Zitierter Textauszug —
Oliver Bienek (45) ist Geschäftsführer von Liberty Vorsorge sowie Vorsorge- und Finanzberater. Nach einer kaufmännischen Banklehre absolvierte er einen MBA an der Business School Lausanne und erwarb sich 15 Jahre Führungserfahrung bei internationalen Banken wie J.P. Morgan und Morgan Stanley sowie in der Schweizer Pensionskassenbranche. Er ist Delegierter des Verwaltungsrates der swissclear ag, Schwyz und ehemaliges Stiftungsratsmitglied diverser Vorsorgeeinrichtungen.

Die Strukturreform in der beruflichen Vorsorge hat für Unternehmen und Versicherte weitreichende Konsequenzen. Im Gespräch mit vorsorgeexperten.ch zeigt Oliver Bienek von Liberty Vorsorge auf, wie sich der Vorsorgemarkt verändern wird und welche Chancen sich Anbietern und Versicherten dadurch bieten.

Herr Bienek, seit Ende der Vernehmlassung zu den geplanten Verordnungen über die Aufsicht in der beruflichen Vorsorge (BVV1), über die berufliche Alters-, Hinterlassenen- und Invalidenvorsorge (BVV2) sowie über die Anlagestiftungen (ASV) sind bald zwei Monate vergangen. Die Kontroversen darüber reissen jedoch nicht ab. Worin sehen Sie die grössten Probleme?

Die Strukturreform beinhaltet einmal die neue Ausrichtung der Aufsichtsbehörde. Künftig gibt es eine Oberaufsicht sowie regionale Aufsichtsbehörden. Ursprünglich sollte die Oberaufsicht nur aus einem kleinen Gremium bestehen, das sich aus externen Leuten, die unabhängig und neutral sind, zusammensetzt. Im Rahmen der Vorbereitungen zur Umsetzung der Strukturreform ist daraus eine grosse Behörde mit 28 Stellenprozenten geworden. Die Kosten, die Vorsorgeeinrichtungen entstehen, um den neuen Aufsichtsanforderungen nachzukommen, sind enorm. Ein weiterer Punkt ist die Delegation von Verantwortung an die Revisionsstellen, was ebenfalls mit mehr Kosten verbunden ist. Ein dritter Punkt sind die neuen Regelungen betreffend die Vermögensverwaltung. Sie kann neuerdings nur noch von wenigen Marktteilnehmern durchgeführt werden. Durch diese Beschränkung des Marktes entstehen den Vorsorgeeinrichtungen ebenfalls höhere Kosten. Die ursprüngliche Intension, die Verwaltungskosten in der Vorsorge zu senken und den Aufwand in der zweiten Säule zu reduzieren, macht die Strukturreform zunichte.

Neben den Kosten wird vor allem auch die Delegation von Verantwortung an die Revisionsstellen kritisiert. Welche Probleme tun sich damit auf?

(Auszug aus dem Datensatz)
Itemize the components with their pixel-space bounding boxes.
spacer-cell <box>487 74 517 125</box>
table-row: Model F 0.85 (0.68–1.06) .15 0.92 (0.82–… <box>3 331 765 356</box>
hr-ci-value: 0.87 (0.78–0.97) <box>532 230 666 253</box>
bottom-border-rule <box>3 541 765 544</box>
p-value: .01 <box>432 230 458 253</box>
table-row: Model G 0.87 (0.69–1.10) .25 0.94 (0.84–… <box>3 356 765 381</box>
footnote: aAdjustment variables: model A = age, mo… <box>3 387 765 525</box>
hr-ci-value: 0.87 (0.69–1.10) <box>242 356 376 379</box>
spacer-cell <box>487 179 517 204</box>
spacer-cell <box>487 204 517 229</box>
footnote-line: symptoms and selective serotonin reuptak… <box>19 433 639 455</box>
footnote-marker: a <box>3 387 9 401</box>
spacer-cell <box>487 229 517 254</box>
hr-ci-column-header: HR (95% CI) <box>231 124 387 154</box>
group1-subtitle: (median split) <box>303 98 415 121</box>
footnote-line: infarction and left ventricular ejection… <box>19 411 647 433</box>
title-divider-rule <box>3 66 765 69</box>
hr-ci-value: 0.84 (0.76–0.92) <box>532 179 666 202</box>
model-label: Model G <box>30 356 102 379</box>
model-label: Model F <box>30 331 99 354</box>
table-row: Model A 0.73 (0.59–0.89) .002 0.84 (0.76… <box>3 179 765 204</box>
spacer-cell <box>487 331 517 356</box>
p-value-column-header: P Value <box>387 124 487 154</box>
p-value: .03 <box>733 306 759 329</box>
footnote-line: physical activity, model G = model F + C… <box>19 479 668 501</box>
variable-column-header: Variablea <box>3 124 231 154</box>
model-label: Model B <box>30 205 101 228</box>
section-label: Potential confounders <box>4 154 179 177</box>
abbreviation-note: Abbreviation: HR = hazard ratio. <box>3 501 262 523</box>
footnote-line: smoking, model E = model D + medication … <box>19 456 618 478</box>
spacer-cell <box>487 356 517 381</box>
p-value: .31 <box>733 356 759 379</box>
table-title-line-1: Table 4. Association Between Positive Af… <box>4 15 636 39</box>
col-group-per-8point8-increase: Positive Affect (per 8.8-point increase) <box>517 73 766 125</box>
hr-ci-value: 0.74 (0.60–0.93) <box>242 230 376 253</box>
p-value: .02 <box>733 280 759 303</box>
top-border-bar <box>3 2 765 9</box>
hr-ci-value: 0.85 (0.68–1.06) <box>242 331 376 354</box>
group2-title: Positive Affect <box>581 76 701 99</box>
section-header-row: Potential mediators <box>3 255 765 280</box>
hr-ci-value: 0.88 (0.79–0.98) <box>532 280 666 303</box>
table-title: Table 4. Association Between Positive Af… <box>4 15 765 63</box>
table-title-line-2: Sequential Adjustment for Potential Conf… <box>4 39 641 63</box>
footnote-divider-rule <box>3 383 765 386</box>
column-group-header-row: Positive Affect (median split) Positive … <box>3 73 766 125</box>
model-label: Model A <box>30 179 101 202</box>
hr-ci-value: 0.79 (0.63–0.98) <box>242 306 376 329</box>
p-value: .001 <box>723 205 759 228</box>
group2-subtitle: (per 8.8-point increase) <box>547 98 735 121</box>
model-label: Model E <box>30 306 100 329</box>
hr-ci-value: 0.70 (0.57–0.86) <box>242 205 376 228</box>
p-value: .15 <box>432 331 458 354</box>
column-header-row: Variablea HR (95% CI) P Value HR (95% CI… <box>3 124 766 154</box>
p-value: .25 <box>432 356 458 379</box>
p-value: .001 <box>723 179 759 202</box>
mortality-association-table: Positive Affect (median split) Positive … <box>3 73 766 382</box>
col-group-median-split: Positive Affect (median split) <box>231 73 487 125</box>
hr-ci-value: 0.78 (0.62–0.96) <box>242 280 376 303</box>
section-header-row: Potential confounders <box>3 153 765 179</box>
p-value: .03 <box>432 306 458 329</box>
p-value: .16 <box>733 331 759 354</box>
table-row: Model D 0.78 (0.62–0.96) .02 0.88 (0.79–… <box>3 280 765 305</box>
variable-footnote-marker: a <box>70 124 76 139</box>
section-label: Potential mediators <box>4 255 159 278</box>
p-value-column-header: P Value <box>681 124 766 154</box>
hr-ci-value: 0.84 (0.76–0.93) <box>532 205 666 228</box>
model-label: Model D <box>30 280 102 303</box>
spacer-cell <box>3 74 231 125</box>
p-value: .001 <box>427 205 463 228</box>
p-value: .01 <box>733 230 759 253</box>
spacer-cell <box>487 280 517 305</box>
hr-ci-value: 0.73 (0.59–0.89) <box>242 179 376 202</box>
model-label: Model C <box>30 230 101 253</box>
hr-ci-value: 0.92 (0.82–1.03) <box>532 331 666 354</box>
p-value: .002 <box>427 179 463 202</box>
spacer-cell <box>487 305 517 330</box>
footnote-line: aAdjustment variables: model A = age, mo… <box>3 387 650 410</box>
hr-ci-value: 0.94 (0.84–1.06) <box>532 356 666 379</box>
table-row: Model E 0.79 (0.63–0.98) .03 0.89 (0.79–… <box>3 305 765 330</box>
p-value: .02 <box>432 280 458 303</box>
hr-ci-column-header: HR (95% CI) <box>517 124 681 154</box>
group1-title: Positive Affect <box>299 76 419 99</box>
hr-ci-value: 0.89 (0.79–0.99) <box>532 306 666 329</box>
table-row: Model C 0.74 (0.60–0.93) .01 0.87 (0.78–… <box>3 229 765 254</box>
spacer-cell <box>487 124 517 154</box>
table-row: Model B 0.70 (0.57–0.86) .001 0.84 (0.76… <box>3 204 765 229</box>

Ziel der Aufgabe —
An welcher Schule hat Oliver Bienek laut dem Textauszug zur Strukturreform seinen MBA gemacht? Das Material stammt aus einer anderen Quelle als der Textauszug.

Die Antwort —
An der Business School Lausanne.